*Set problem:* Find the lines holding the word "upstagecrm" and collect them.

*Given information:*
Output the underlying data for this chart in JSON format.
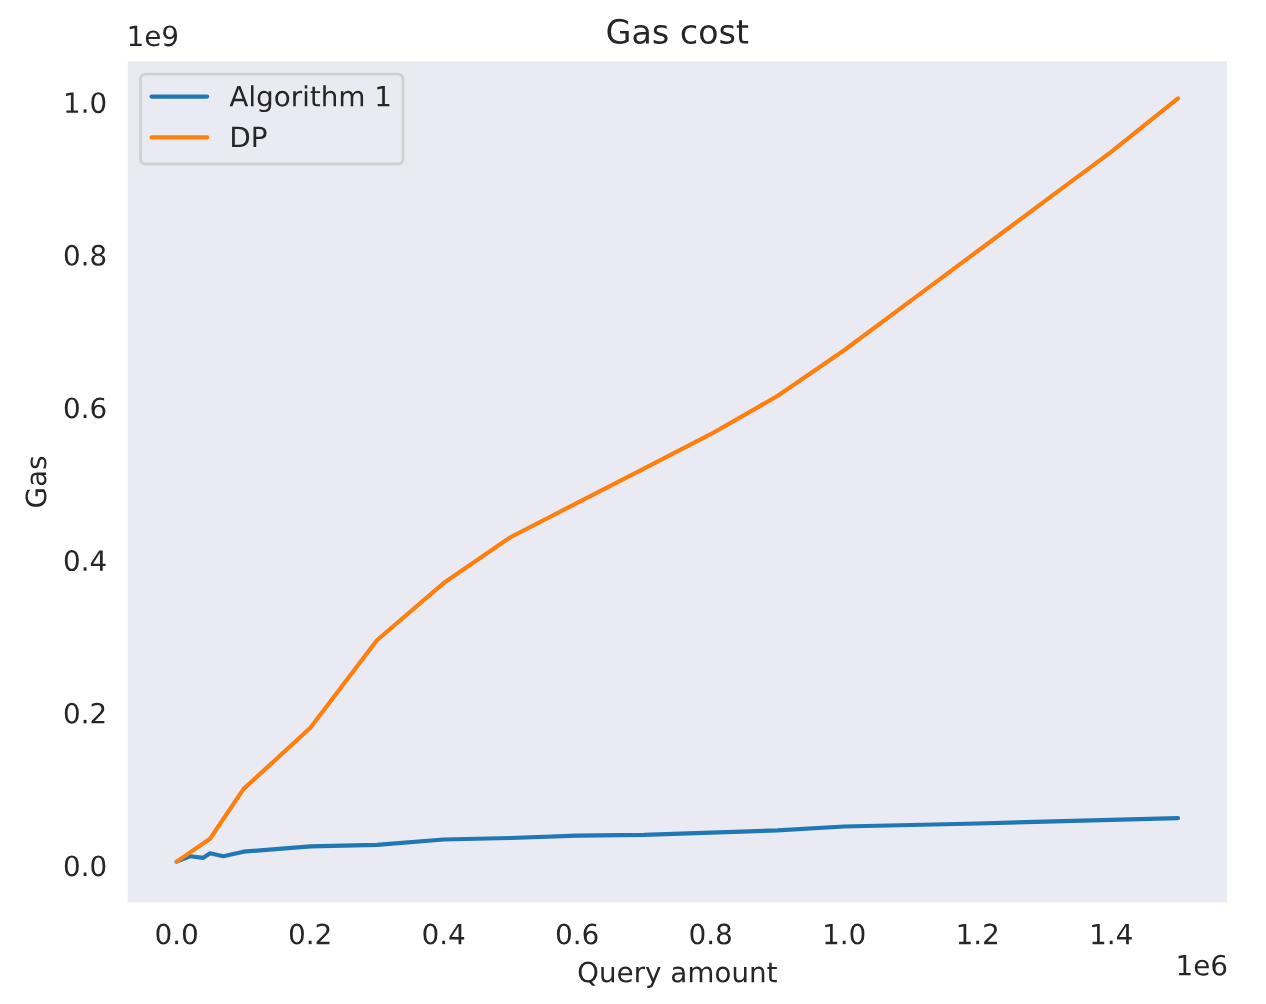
{
  "chart_data": {
    "type": "line",
    "title": "Gas cost",
    "xlabel": "Query amount",
    "ylabel": "Gas",
    "annotations": [
      "1e9",
      "1e6"
    ],
    "xlim": [
      -0.075,
      1.575
    ],
    "xticks": [
      {
        "value": 0,
        "label": "0.0"
      },
      0.2,
      0.4,
      0.6,
      0.8,
      {
        "value": 1,
        "label": "1.0"
      },
      1.2,
      1.4
    ],
    "ylim": [
      -0.05,
      1.055
    ],
    "yticks": [
      {
        "value": 0,
        "label": "0.0"
      },
      0.2,
      0.4,
      0.6,
      0.8,
      {
        "value": 1,
        "label": "1.0"
      }
    ],
    "grid": false,
    "legend": "top left",
    "series": [
      {
        "name": "Algorithm 1",
        "color": "#1f77b4",
        "x": [
          0,
          0.02,
          0.04,
          0.05,
          0.07,
          0.1,
          0.2,
          0.3,
          0.4,
          0.5,
          0.6,
          0.7,
          0.8,
          0.9,
          1.0,
          1.2,
          1.5
        ],
        "values": [
          0.005,
          0.012,
          0.01,
          0.016,
          0.012,
          0.018,
          0.025,
          0.027,
          0.034,
          0.036,
          0.039,
          0.04,
          0.043,
          0.046,
          0.051,
          0.055,
          0.062
        ]
      },
      {
        "name": "DP",
        "color": "#ff7f0e",
        "x": [
          0,
          0.05,
          0.1,
          0.2,
          0.3,
          0.4,
          0.5,
          0.6,
          0.7,
          0.8,
          0.9,
          1.0,
          1.1,
          1.2,
          1.3,
          1.4,
          1.5
        ],
        "values": [
          0.005,
          0.035,
          0.1,
          0.18,
          0.295,
          0.37,
          0.43,
          0.475,
          0.52,
          0.565,
          0.615,
          0.675,
          0.74,
          0.805,
          0.87,
          0.935,
          1.005
        ]
      }
    ]
  }
}
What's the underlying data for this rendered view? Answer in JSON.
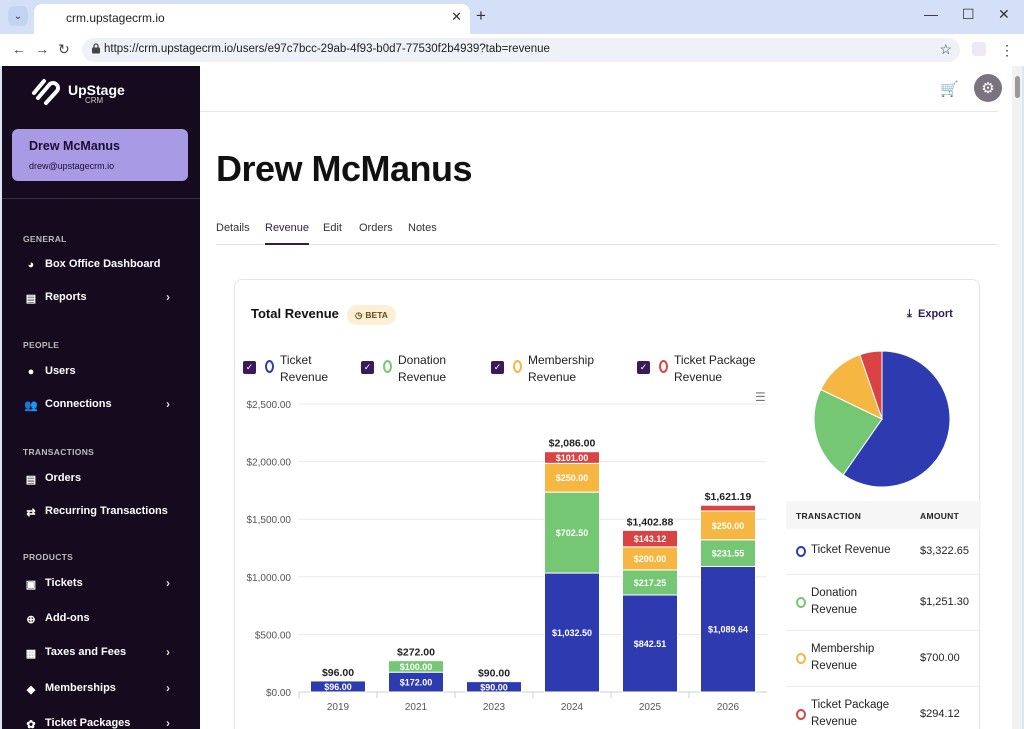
{
  "browser": {
    "tab_title": "crm.upstagecrm.io",
    "url": "https://crm.upstagecrm.io/users/e97c7bcc-29ab-4f93-b0d7-77530f2b4939?tab=revenue"
  },
  "sidebar": {
    "logo_text": "UpStage",
    "logo_sub": "CRM",
    "user_name": "Drew McManus",
    "user_email": "drew@upstagecrm.io",
    "sections": {
      "general": "GENERAL",
      "people": "PEOPLE",
      "transactions": "TRANSACTIONS",
      "products": "PRODUCTS"
    },
    "items": [
      {
        "label": "Box Office Dashboard",
        "icon": "pie-chart-icon"
      },
      {
        "label": "Reports",
        "icon": "clipboard-icon"
      },
      {
        "label": "Users",
        "icon": "user-icon"
      },
      {
        "label": "Connections",
        "icon": "people-icon"
      },
      {
        "label": "Orders",
        "icon": "list-icon"
      },
      {
        "label": "Recurring Transactions",
        "icon": "repeat-icon"
      },
      {
        "label": "Tickets",
        "icon": "ticket-icon"
      },
      {
        "label": "Add-ons",
        "icon": "plus-circle-icon"
      },
      {
        "label": "Taxes and Fees",
        "icon": "receipt-icon"
      },
      {
        "label": "Memberships",
        "icon": "tag-icon"
      },
      {
        "label": "Ticket Packages",
        "icon": "badge-icon"
      }
    ]
  },
  "main": {
    "page_title": "Drew McManus",
    "tabs": [
      "Details",
      "Revenue",
      "Edit",
      "Orders",
      "Notes"
    ],
    "active_tab": "Revenue"
  },
  "card": {
    "title": "Total Revenue",
    "beta": "BETA",
    "export": "Export",
    "legend": [
      {
        "line1": "Ticket",
        "line2": "Revenue",
        "color": "#2e3bb0"
      },
      {
        "line1": "Donation",
        "line2": "Revenue",
        "color": "#75c774"
      },
      {
        "line1": "Membership",
        "line2": "Revenue",
        "color": "#f5b642"
      },
      {
        "line1": "Ticket Package",
        "line2": "Revenue",
        "color": "#d94343"
      }
    ],
    "table": {
      "col_transaction": "TRANSACTION",
      "col_amount": "AMOUNT",
      "rows": [
        {
          "line1": "Ticket Revenue",
          "line2": "",
          "amount": "$3,322.65",
          "color": "#2e3bb0"
        },
        {
          "line1": "Donation",
          "line2": "Revenue",
          "amount": "$1,251.30",
          "color": "#75c774"
        },
        {
          "line1": "Membership",
          "line2": "Revenue",
          "amount": "$700.00",
          "color": "#f5b642"
        },
        {
          "line1": "Ticket Package",
          "line2": "Revenue",
          "amount": "$294.12",
          "color": "#d94343"
        }
      ]
    }
  },
  "chart_data": [
    {
      "type": "bar",
      "stacked": true,
      "categories": [
        "2019",
        "2021",
        "2023",
        "2024",
        "2025",
        "2026"
      ],
      "ylim": [
        0,
        2500
      ],
      "yticks": [
        "$0.00",
        "$500.00",
        "$1,000.00",
        "$1,500.00",
        "$2,000.00",
        "$2,500.00"
      ],
      "totals": [
        "$96.00",
        "$272.00",
        "$90.00",
        "$2,086.00",
        "$1,402.88",
        "$1,621.19"
      ],
      "series": [
        {
          "name": "Ticket Revenue",
          "color": "#2e3bb0",
          "values": [
            96,
            172,
            90,
            1032.5,
            842.51,
            1089.64
          ],
          "labels": [
            "$96.00",
            "$172.00",
            "$90.00",
            "$1,032.50",
            "$842.51",
            "$1,089.64"
          ]
        },
        {
          "name": "Donation Revenue",
          "color": "#75c774",
          "values": [
            0,
            100,
            0,
            702.5,
            217.25,
            231.55
          ],
          "labels": [
            "",
            "$100.00",
            "",
            "$702.50",
            "$217.25",
            "$231.55"
          ]
        },
        {
          "name": "Membership Revenue",
          "color": "#f5b642",
          "values": [
            0,
            0,
            0,
            250,
            200,
            250
          ],
          "labels": [
            "",
            "",
            "",
            "$250.00",
            "$200.00",
            "$250.00"
          ]
        },
        {
          "name": "Ticket Package Revenue",
          "color": "#d94343",
          "values": [
            0,
            0,
            0,
            101,
            143.12,
            50
          ],
          "labels": [
            "",
            "",
            "",
            "$101.00",
            "$143.12",
            ""
          ]
        }
      ],
      "grid": true
    },
    {
      "type": "pie",
      "labels": [
        "Ticket Revenue",
        "Donation Revenue",
        "Membership Revenue",
        "Ticket Package Revenue"
      ],
      "values": [
        3322.65,
        1251.3,
        700.0,
        294.12
      ],
      "colors": [
        "#2e3bb0",
        "#75c774",
        "#f5b642",
        "#d94343"
      ]
    }
  ]
}
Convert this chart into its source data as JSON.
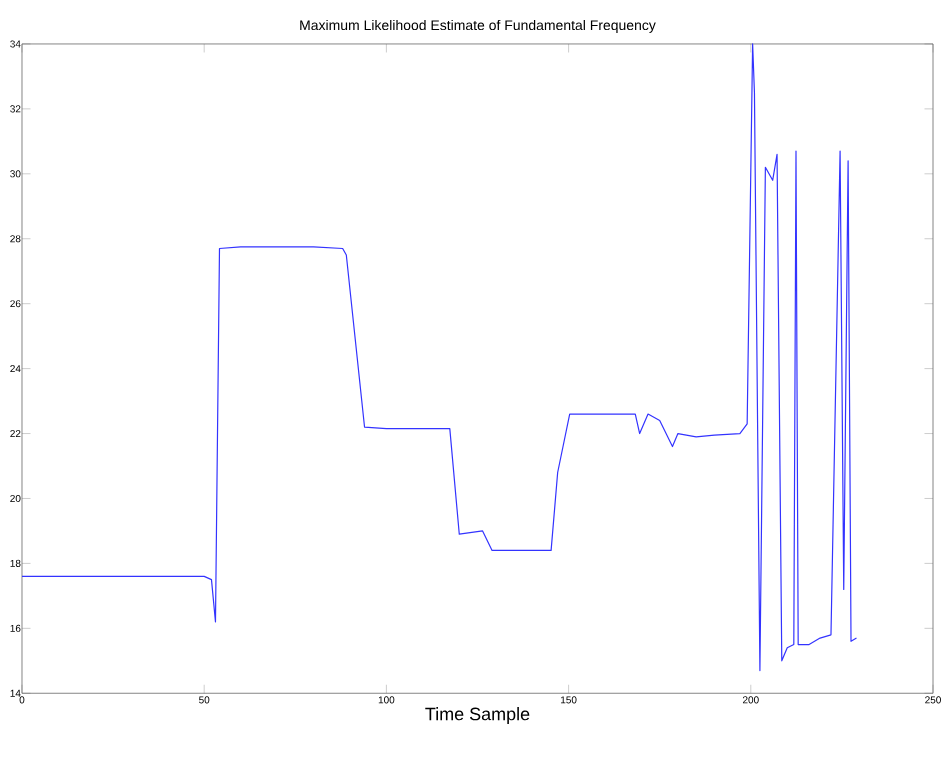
{
  "chart_data": {
    "type": "line",
    "title": "Maximum Likelihood Estimate of Fundamental Frequency",
    "xlabel": "Time Sample",
    "x": [
      0,
      10,
      20,
      30,
      40,
      50,
      52,
      53.1,
      54.2,
      60,
      70,
      80,
      88,
      89,
      94,
      100,
      110,
      117.4,
      120,
      126.4,
      129,
      135,
      145.2,
      147,
      150.3,
      160,
      168.3,
      169.5,
      171.8,
      175,
      178.5,
      180,
      185,
      190,
      197,
      199,
      200.5,
      201,
      202.5,
      204,
      206,
      207.2,
      208.5,
      210,
      211.8,
      212.4,
      213,
      216,
      219,
      222,
      224.5,
      225.5,
      226.7,
      227.5,
      229
    ],
    "series": [
      {
        "color": "#3333ff",
        "values": [
          17.6,
          17.6,
          17.6,
          17.6,
          17.6,
          17.6,
          17.5,
          16.2,
          27.7,
          27.75,
          27.75,
          27.75,
          27.7,
          27.5,
          22.2,
          22.15,
          22.15,
          22.15,
          18.9,
          19.0,
          18.4,
          18.4,
          18.4,
          20.8,
          22.6,
          22.6,
          22.6,
          22.0,
          22.6,
          22.4,
          21.6,
          22.0,
          21.9,
          21.95,
          22.0,
          22.3,
          34,
          32.5,
          14.7,
          30.2,
          29.8,
          30.6,
          15.0,
          15.4,
          15.5,
          30.7,
          15.5,
          15.5,
          15.7,
          15.8,
          30.7,
          17.2,
          30.4,
          15.6,
          15.7
        ]
      }
    ],
    "xlim": [
      0,
      250
    ],
    "ylim": [
      14,
      34
    ],
    "xticks": [
      0,
      50,
      100,
      150,
      200,
      250
    ],
    "yticks": [
      14,
      16,
      18,
      20,
      22,
      24,
      26,
      28,
      30,
      32,
      34
    ],
    "marker": "none",
    "line_style": "solid"
  }
}
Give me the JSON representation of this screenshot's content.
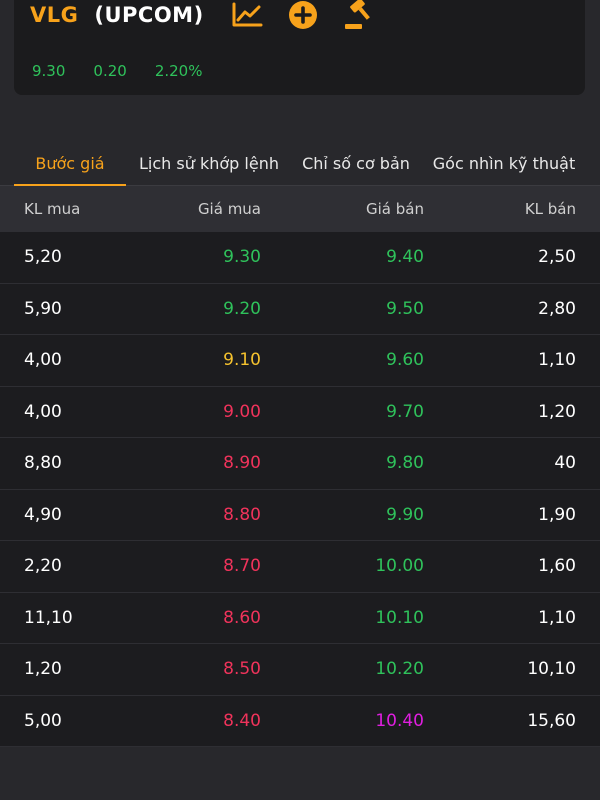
{
  "header": {
    "symbol": "VLG",
    "exchange": "(UPCOM)",
    "price": "9.30",
    "change": "0.20",
    "change_pct": "2.20%",
    "icons": [
      "chart-line-icon",
      "add-circle-icon",
      "gavel-icon"
    ]
  },
  "tabs": [
    {
      "label": "Bước giá",
      "active": true
    },
    {
      "label": "Lịch sử khớp lệnh",
      "active": false
    },
    {
      "label": "Chỉ số cơ bản",
      "active": false
    },
    {
      "label": "Góc nhìn kỹ thuật",
      "active": false
    }
  ],
  "table": {
    "headers": [
      "KL mua",
      "Giá mua",
      "Giá bán",
      "KL bán"
    ],
    "rows": [
      {
        "kl_mua": "5,20",
        "gia_mua": "9.30",
        "gia_mua_color": "#2fc25b",
        "gia_ban": "9.40",
        "gia_ban_color": "#2fc25b",
        "kl_ban": "2,50"
      },
      {
        "kl_mua": "5,90",
        "gia_mua": "9.20",
        "gia_mua_color": "#2fc25b",
        "gia_ban": "9.50",
        "gia_ban_color": "#2fc25b",
        "kl_ban": "2,80"
      },
      {
        "kl_mua": "4,00",
        "gia_mua": "9.10",
        "gia_mua_color": "#f5c22e",
        "gia_ban": "9.60",
        "gia_ban_color": "#2fc25b",
        "kl_ban": "1,10"
      },
      {
        "kl_mua": "4,00",
        "gia_mua": "9.00",
        "gia_mua_color": "#f0335b",
        "gia_ban": "9.70",
        "gia_ban_color": "#2fc25b",
        "kl_ban": "1,20"
      },
      {
        "kl_mua": "8,80",
        "gia_mua": "8.90",
        "gia_mua_color": "#f0335b",
        "gia_ban": "9.80",
        "gia_ban_color": "#2fc25b",
        "kl_ban": "40"
      },
      {
        "kl_mua": "4,90",
        "gia_mua": "8.80",
        "gia_mua_color": "#f0335b",
        "gia_ban": "9.90",
        "gia_ban_color": "#2fc25b",
        "kl_ban": "1,90"
      },
      {
        "kl_mua": "2,20",
        "gia_mua": "8.70",
        "gia_mua_color": "#f0335b",
        "gia_ban": "10.00",
        "gia_ban_color": "#2fc25b",
        "kl_ban": "1,60"
      },
      {
        "kl_mua": "11,10",
        "gia_mua": "8.60",
        "gia_mua_color": "#f0335b",
        "gia_ban": "10.10",
        "gia_ban_color": "#2fc25b",
        "kl_ban": "1,10"
      },
      {
        "kl_mua": "1,20",
        "gia_mua": "8.50",
        "gia_mua_color": "#f0335b",
        "gia_ban": "10.20",
        "gia_ban_color": "#2fc25b",
        "kl_ban": "10,10"
      },
      {
        "kl_mua": "5,00",
        "gia_mua": "8.40",
        "gia_mua_color": "#f0335b",
        "gia_ban": "10.40",
        "gia_ban_color": "#e01ee0",
        "kl_ban": "15,60"
      }
    ]
  },
  "colors": {
    "accent": "#f7a21b",
    "up": "#2fc25b",
    "reference": "#f5c22e",
    "down": "#f0335b",
    "ceiling": "#e01ee0"
  }
}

*Solution to the exercise:*
    "tab_title": "crm.upstagecrm.io",
    "url": "https://crm.upstagecrm.io/users/e97c7bcc-29ab-4f93-b0d7-77530f2b4939?tab=revenue"
    "user_email": "drew@upstagecrm.io",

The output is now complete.